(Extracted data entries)
────────────────────

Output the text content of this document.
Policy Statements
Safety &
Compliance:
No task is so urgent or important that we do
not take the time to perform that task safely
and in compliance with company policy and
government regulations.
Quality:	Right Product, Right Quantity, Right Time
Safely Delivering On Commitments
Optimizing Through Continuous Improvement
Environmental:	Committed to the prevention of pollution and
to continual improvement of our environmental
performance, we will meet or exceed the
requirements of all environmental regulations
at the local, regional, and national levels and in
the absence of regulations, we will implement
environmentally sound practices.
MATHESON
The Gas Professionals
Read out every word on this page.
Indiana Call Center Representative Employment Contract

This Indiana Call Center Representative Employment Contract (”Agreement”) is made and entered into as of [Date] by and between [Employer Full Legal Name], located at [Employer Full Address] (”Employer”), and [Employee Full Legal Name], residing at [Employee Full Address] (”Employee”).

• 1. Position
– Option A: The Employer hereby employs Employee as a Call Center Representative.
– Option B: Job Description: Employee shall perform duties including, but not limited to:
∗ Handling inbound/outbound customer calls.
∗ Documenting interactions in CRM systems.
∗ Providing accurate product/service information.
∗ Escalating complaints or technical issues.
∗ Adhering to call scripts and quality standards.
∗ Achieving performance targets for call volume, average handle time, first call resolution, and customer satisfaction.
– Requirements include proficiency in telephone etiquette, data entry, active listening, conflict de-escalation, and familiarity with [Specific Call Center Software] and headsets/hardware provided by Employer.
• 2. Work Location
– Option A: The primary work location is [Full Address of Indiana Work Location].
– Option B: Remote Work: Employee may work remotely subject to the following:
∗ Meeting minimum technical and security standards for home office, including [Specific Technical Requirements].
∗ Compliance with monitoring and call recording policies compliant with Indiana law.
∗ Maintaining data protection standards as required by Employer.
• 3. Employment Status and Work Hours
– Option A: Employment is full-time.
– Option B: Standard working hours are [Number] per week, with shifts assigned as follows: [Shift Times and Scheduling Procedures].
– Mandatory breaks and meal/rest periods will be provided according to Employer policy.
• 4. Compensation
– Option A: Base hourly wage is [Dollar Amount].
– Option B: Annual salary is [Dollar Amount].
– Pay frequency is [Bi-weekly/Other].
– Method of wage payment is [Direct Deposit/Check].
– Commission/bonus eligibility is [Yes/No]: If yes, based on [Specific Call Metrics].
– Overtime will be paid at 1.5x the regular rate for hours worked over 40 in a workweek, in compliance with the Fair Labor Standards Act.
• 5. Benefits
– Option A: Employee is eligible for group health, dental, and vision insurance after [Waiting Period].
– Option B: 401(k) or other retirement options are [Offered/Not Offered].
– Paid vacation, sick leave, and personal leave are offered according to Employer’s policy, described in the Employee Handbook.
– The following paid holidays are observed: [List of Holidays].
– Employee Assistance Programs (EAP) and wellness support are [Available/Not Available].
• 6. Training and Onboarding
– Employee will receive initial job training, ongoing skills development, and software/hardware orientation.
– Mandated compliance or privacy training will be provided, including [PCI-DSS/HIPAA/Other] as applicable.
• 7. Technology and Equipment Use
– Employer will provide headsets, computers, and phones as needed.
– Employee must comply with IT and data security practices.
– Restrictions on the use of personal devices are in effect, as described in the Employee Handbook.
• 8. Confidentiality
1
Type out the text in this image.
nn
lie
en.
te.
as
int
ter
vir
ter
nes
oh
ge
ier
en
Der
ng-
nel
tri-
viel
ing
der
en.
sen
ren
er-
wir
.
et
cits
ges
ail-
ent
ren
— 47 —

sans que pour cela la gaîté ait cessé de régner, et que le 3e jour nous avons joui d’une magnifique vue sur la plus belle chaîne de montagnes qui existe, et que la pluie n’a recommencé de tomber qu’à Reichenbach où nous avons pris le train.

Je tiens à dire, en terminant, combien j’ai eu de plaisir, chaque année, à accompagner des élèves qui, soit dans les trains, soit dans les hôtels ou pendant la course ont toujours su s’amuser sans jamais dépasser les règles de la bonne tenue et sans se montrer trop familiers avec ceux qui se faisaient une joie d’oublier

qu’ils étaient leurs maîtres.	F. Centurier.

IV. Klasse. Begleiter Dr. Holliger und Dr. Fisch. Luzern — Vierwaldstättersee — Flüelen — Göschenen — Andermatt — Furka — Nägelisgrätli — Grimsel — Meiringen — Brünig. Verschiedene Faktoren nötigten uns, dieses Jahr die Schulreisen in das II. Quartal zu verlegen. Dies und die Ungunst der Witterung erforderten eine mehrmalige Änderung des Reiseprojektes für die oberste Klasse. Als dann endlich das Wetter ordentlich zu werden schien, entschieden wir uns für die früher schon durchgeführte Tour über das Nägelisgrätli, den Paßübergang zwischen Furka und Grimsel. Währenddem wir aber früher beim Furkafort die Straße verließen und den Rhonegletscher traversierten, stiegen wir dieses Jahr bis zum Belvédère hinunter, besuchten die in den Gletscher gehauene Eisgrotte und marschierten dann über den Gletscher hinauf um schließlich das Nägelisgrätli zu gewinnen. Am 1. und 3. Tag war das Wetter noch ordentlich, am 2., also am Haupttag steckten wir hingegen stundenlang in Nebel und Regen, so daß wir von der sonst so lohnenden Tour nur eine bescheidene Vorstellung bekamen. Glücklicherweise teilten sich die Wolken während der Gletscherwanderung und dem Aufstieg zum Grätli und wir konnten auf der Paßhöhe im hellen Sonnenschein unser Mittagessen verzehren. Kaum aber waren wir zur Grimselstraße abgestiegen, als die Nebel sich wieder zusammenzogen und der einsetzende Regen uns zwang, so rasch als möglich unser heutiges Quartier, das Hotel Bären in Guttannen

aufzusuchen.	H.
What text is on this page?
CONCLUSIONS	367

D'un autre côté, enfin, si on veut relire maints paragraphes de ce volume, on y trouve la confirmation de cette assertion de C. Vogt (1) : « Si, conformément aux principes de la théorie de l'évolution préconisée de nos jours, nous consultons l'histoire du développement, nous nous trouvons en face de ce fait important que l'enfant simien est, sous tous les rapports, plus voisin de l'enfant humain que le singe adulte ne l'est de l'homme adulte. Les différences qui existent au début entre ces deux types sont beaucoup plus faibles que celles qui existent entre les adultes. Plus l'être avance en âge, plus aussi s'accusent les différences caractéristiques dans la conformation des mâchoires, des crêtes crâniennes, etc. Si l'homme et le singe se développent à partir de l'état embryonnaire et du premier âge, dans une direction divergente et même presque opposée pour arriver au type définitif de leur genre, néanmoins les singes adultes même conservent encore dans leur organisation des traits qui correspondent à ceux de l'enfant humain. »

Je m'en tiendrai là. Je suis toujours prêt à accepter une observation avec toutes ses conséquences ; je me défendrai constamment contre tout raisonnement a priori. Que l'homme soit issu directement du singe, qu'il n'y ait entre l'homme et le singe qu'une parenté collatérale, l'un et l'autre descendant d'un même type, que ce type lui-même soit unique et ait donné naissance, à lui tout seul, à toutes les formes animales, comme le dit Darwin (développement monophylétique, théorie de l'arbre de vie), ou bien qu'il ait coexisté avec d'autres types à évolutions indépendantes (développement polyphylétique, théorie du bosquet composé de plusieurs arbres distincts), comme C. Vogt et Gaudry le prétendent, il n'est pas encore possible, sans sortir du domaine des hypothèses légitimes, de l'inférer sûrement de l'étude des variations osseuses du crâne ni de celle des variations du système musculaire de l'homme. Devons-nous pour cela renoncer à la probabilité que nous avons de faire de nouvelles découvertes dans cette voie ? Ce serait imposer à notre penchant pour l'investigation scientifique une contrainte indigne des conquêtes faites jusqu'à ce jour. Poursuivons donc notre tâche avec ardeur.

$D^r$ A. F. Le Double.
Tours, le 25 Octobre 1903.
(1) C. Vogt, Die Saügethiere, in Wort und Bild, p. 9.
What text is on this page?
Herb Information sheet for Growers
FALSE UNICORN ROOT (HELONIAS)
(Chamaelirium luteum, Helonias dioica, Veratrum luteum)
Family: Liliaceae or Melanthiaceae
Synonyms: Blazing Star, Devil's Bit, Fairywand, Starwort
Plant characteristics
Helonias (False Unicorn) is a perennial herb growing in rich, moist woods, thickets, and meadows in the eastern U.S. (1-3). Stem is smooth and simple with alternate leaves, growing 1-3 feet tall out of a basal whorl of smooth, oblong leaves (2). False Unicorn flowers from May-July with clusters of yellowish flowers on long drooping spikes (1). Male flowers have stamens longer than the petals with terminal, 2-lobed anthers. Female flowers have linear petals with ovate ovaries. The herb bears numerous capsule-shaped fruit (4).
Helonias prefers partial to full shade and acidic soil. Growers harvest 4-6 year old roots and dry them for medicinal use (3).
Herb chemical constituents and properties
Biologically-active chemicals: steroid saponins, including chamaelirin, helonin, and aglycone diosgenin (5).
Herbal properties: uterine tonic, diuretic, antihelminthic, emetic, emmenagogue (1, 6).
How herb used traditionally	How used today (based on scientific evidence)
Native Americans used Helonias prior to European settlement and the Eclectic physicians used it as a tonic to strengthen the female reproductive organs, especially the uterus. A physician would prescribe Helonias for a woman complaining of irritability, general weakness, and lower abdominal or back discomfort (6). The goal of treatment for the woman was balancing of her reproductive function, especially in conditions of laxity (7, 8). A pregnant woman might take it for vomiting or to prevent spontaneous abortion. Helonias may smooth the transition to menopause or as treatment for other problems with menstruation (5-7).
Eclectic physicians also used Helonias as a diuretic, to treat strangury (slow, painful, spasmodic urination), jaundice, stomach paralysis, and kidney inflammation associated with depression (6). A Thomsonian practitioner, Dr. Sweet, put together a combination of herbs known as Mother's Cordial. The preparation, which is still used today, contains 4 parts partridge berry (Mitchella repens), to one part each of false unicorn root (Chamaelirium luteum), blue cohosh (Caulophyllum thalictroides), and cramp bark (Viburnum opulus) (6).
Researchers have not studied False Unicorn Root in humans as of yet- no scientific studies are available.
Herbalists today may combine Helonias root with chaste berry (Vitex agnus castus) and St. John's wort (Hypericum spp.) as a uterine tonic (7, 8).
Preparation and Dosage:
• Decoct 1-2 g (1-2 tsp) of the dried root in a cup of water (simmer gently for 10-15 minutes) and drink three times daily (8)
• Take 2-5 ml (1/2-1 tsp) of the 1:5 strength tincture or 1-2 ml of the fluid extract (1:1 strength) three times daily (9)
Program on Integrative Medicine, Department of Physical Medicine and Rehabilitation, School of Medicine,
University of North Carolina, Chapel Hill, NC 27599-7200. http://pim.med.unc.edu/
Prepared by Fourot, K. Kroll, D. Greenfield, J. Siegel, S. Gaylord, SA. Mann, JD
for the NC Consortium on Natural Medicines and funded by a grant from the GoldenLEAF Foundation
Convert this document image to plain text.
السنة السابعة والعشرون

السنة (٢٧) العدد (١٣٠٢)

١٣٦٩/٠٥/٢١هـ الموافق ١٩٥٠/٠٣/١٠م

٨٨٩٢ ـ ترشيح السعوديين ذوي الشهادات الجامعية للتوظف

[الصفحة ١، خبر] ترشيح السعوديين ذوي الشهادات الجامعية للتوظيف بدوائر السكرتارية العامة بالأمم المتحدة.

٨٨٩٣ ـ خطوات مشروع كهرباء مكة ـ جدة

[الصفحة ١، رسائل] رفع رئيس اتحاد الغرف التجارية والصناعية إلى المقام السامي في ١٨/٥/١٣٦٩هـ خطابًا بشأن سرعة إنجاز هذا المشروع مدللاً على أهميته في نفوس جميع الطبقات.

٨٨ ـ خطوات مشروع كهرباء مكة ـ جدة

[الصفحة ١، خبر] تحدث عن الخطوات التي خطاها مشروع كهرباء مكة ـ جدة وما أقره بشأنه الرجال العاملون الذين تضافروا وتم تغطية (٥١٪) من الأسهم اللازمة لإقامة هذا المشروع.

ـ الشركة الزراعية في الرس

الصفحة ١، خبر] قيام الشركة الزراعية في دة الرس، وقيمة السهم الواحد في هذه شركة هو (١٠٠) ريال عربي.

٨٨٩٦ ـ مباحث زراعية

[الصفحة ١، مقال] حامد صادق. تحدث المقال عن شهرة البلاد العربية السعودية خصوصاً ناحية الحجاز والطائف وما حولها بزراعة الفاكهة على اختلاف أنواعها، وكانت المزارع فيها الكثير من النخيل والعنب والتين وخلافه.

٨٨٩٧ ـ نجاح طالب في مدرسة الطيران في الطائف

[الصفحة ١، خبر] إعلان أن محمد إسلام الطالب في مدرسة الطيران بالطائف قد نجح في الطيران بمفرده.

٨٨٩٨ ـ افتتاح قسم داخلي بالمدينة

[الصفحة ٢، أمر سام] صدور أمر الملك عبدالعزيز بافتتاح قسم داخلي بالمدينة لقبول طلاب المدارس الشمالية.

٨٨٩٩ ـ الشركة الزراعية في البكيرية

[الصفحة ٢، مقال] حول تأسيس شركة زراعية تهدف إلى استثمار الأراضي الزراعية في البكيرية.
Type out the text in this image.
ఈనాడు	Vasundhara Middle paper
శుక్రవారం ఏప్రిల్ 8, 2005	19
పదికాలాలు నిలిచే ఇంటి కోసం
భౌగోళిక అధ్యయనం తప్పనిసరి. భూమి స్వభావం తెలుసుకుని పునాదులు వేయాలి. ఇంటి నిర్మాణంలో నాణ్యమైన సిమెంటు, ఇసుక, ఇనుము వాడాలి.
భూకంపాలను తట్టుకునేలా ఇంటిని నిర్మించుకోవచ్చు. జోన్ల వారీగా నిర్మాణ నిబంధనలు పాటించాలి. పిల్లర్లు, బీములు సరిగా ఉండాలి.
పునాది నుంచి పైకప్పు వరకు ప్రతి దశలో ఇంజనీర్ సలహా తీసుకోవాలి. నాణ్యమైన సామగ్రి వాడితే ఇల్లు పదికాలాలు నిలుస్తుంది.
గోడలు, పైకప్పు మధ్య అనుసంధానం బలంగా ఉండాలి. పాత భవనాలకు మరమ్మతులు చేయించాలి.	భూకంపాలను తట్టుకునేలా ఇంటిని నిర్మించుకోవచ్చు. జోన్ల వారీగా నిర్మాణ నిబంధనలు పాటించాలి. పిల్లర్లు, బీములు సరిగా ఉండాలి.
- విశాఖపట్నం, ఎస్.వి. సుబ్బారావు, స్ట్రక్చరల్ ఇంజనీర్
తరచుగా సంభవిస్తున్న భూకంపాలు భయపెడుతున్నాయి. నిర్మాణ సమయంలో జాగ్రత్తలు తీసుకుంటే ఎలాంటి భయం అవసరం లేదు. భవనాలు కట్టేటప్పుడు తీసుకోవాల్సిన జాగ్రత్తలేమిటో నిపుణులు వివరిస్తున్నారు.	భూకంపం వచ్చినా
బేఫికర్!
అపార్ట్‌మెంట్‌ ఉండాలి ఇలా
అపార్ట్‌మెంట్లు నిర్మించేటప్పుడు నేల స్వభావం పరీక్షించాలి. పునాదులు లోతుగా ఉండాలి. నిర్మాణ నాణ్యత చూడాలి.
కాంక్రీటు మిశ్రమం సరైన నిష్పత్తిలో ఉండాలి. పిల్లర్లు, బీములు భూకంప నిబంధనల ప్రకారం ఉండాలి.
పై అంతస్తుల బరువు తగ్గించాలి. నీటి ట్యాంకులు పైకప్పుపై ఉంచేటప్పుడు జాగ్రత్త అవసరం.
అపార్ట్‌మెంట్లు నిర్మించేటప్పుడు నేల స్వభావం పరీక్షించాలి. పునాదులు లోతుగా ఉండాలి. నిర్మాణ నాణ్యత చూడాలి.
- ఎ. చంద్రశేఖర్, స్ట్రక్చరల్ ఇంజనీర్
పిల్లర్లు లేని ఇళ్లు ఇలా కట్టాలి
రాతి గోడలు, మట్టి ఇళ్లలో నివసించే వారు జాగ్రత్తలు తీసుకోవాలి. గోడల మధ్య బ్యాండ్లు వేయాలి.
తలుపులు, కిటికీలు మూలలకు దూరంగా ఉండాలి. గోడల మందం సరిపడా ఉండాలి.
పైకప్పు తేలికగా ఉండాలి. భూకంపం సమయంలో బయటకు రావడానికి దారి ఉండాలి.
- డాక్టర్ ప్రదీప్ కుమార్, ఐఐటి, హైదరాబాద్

────────────────────

Display every line of the listing that contains the string "based".

– Commission/bonus eligibility is [Yes/No]: If yes, based on [Specific Call Metrics].
How herb used traditionally	How used today (based on scientific evidence)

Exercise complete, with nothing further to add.